→ **Your task**
An exact transcription of the records is required, minus any images.

(Figure collection entries)
-- Opening Marker --

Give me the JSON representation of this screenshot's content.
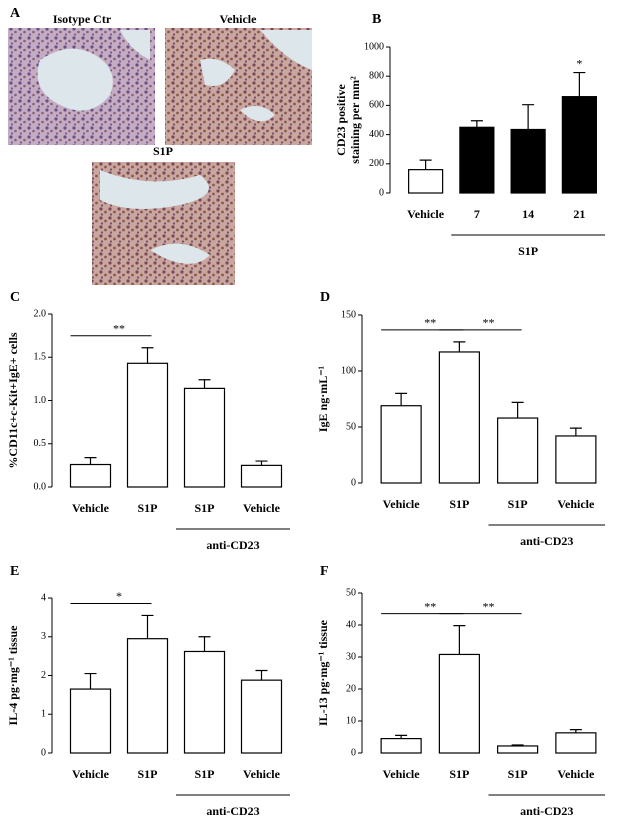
{
  "panel_a": {
    "panel": "A",
    "images": [
      {
        "label": "Isotype Ctr"
      },
      {
        "label": "Vehicle"
      },
      {
        "label": "S1P"
      }
    ]
  },
  "chart_data": [
    {
      "type": "bar",
      "panel": "B",
      "y_label": [
        "CD23 positive",
        "staining per mm²"
      ],
      "categories": [
        "Vehicle",
        "7",
        "14",
        "21"
      ],
      "values": [
        160,
        450,
        435,
        660
      ],
      "errors": [
        65,
        45,
        170,
        165
      ],
      "colors": [
        "#ffffff",
        "#000000",
        "#000000",
        "#000000"
      ],
      "ylim": [
        0,
        1000
      ],
      "yticks": [
        0,
        200,
        400,
        600,
        800,
        1000
      ],
      "annotations": [
        {
          "text": "*",
          "span": [
            3,
            3
          ]
        }
      ],
      "groups": [
        {
          "label": "S1P",
          "span": [
            1,
            3
          ]
        }
      ]
    },
    {
      "type": "bar",
      "panel": "C",
      "y_label": [
        "%CD11c+c-Kit+IgE+ cells"
      ],
      "categories": [
        "Vehicle",
        "S1P",
        "S1P",
        "Vehicle"
      ],
      "values": [
        0.26,
        1.43,
        1.14,
        0.25
      ],
      "errors": [
        0.08,
        0.18,
        0.1,
        0.05
      ],
      "colors": [
        "#ffffff",
        "#ffffff",
        "#ffffff",
        "#ffffff"
      ],
      "ylim": [
        0,
        2
      ],
      "yticks": [
        {
          "value": 0,
          "label": "0.0"
        },
        {
          "value": 0.5,
          "label": "0.5"
        },
        {
          "value": 1,
          "label": "1.0"
        },
        {
          "value": 1.5,
          "label": "1.5"
        },
        {
          "value": 2,
          "label": "2.0"
        }
      ],
      "annotations": [
        {
          "text": "**",
          "span": [
            0,
            1
          ]
        }
      ],
      "groups": [
        {
          "label": "anti-CD23",
          "span": [
            2,
            3
          ]
        }
      ]
    },
    {
      "type": "bar",
      "panel": "D",
      "y_label": [
        "IgE ng·mL⁻¹"
      ],
      "categories": [
        "Vehicle",
        "S1P",
        "S1P",
        "Vehicle"
      ],
      "values": [
        69,
        117,
        58,
        42
      ],
      "errors": [
        11,
        9,
        14,
        7
      ],
      "colors": [
        "#ffffff",
        "#ffffff",
        "#ffffff",
        "#ffffff"
      ],
      "ylim": [
        0,
        150
      ],
      "yticks": [
        0,
        50,
        100,
        150
      ],
      "annotations": [
        {
          "text": "**",
          "span": [
            0,
            1
          ]
        },
        {
          "text": "**",
          "span": [
            1,
            2
          ]
        }
      ],
      "groups": [
        {
          "label": "anti-CD23",
          "span": [
            2,
            3
          ]
        }
      ]
    },
    {
      "type": "bar",
      "panel": "E",
      "y_label": [
        "IL-4 pg·mg⁻¹ tissue"
      ],
      "categories": [
        "Vehicle",
        "S1P",
        "S1P",
        "Vehicle"
      ],
      "values": [
        1.65,
        2.95,
        2.62,
        1.88
      ],
      "errors": [
        0.4,
        0.6,
        0.38,
        0.25
      ],
      "colors": [
        "#ffffff",
        "#ffffff",
        "#ffffff",
        "#ffffff"
      ],
      "ylim": [
        0,
        4
      ],
      "yticks": [
        0,
        1,
        2,
        3,
        4
      ],
      "annotations": [
        {
          "text": "*",
          "span": [
            0,
            1
          ]
        }
      ],
      "groups": [
        {
          "label": "anti-CD23",
          "span": [
            2,
            3
          ]
        }
      ]
    },
    {
      "type": "bar",
      "panel": "F",
      "y_label": [
        "IL-13 pg·mg⁻¹ tissue"
      ],
      "categories": [
        "Vehicle",
        "S1P",
        "S1P",
        "Vehicle"
      ],
      "values": [
        4.5,
        30.8,
        2.2,
        6.3
      ],
      "errors": [
        1,
        9,
        0.3,
        1
      ],
      "colors": [
        "#ffffff",
        "#ffffff",
        "#ffffff",
        "#ffffff"
      ],
      "ylim": [
        0,
        50
      ],
      "yticks": [
        0,
        10,
        20,
        30,
        40,
        50
      ],
      "annotations": [
        {
          "text": "**",
          "span": [
            0,
            1
          ]
        },
        {
          "text": "**",
          "span": [
            1,
            2
          ]
        }
      ],
      "groups": [
        {
          "label": "anti-CD23",
          "span": [
            2,
            3
          ]
        }
      ]
    }
  ]
}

-- Closing Marker --

→ **Exercise result**
Give me the JSON representation of this screenshot's content.
{
  "panel_a": {
    "panel": "A",
    "images": [
      {
        "label": "Isotype Ctr"
      },
      {
        "label": "Vehicle"
      },
      {
        "label": "S1P"
      }
    ]
  },
  "chart_data": [
    {
      "type": "bar",
      "panel": "B",
      "y_label": [
        "CD23 positive",
        "staining per mm²"
      ],
      "categories": [
        "Vehicle",
        "7",
        "14",
        "21"
      ],
      "values": [
        160,
        450,
        435,
        660
      ],
      "errors": [
        65,
        45,
        170,
        165
      ],
      "colors": [
        "#ffffff",
        "#000000",
        "#000000",
        "#000000"
      ],
      "ylim": [
        0,
        1000
      ],
      "yticks": [
        0,
        200,
        400,
        600,
        800,
        1000
      ],
      "annotations": [
        {
          "text": "*",
          "span": [
            3,
            3
          ]
        }
      ],
      "groups": [
        {
          "label": "S1P",
          "span": [
            1,
            3
          ]
        }
      ]
    },
    {
      "type": "bar",
      "panel": "C",
      "y_label": [
        "%CD11c+c-Kit+IgE+ cells"
      ],
      "categories": [
        "Vehicle",
        "S1P",
        "S1P",
        "Vehicle"
      ],
      "values": [
        0.26,
        1.43,
        1.14,
        0.25
      ],
      "errors": [
        0.08,
        0.18,
        0.1,
        0.05
      ],
      "colors": [
        "#ffffff",
        "#ffffff",
        "#ffffff",
        "#ffffff"
      ],
      "ylim": [
        0,
        2
      ],
      "yticks": [
        {
          "value": 0,
          "label": "0.0"
        },
        {
          "value": 0.5,
          "label": "0.5"
        },
        {
          "value": 1,
          "label": "1.0"
        },
        {
          "value": 1.5,
          "label": "1.5"
        },
        {
          "value": 2,
          "label": "2.0"
        }
      ],
      "annotations": [
        {
          "text": "**",
          "span": [
            0,
            1
          ]
        }
      ],
      "groups": [
        {
          "label": "anti-CD23",
          "span": [
            2,
            3
          ]
        }
      ]
    },
    {
      "type": "bar",
      "panel": "D",
      "y_label": [
        "IgE ng·mL⁻¹"
      ],
      "categories": [
        "Vehicle",
        "S1P",
        "S1P",
        "Vehicle"
      ],
      "values": [
        69,
        117,
        58,
        42
      ],
      "errors": [
        11,
        9,
        14,
        7
      ],
      "colors": [
        "#ffffff",
        "#ffffff",
        "#ffffff",
        "#ffffff"
      ],
      "ylim": [
        0,
        150
      ],
      "yticks": [
        0,
        50,
        100,
        150
      ],
      "annotations": [
        {
          "text": "**",
          "span": [
            0,
            1
          ]
        },
        {
          "text": "**",
          "span": [
            1,
            2
          ]
        }
      ],
      "groups": [
        {
          "label": "anti-CD23",
          "span": [
            2,
            3
          ]
        }
      ]
    },
    {
      "type": "bar",
      "panel": "E",
      "y_label": [
        "IL-4 pg·mg⁻¹ tissue"
      ],
      "categories": [
        "Vehicle",
        "S1P",
        "S1P",
        "Vehicle"
      ],
      "values": [
        1.65,
        2.95,
        2.62,
        1.88
      ],
      "errors": [
        0.4,
        0.6,
        0.38,
        0.25
      ],
      "colors": [
        "#ffffff",
        "#ffffff",
        "#ffffff",
        "#ffffff"
      ],
      "ylim": [
        0,
        4
      ],
      "yticks": [
        0,
        1,
        2,
        3,
        4
      ],
      "annotations": [
        {
          "text": "*",
          "span": [
            0,
            1
          ]
        }
      ],
      "groups": [
        {
          "label": "anti-CD23",
          "span": [
            2,
            3
          ]
        }
      ]
    },
    {
      "type": "bar",
      "panel": "F",
      "y_label": [
        "IL-13 pg·mg⁻¹ tissue"
      ],
      "categories": [
        "Vehicle",
        "S1P",
        "S1P",
        "Vehicle"
      ],
      "values": [
        4.5,
        30.8,
        2.2,
        6.3
      ],
      "errors": [
        1,
        9,
        0.3,
        1
      ],
      "colors": [
        "#ffffff",
        "#ffffff",
        "#ffffff",
        "#ffffff"
      ],
      "ylim": [
        0,
        50
      ],
      "yticks": [
        0,
        10,
        20,
        30,
        40,
        50
      ],
      "annotations": [
        {
          "text": "**",
          "span": [
            0,
            1
          ]
        },
        {
          "text": "**",
          "span": [
            1,
            2
          ]
        }
      ],
      "groups": [
        {
          "label": "anti-CD23",
          "span": [
            2,
            3
          ]
        }
      ]
    }
  ]
}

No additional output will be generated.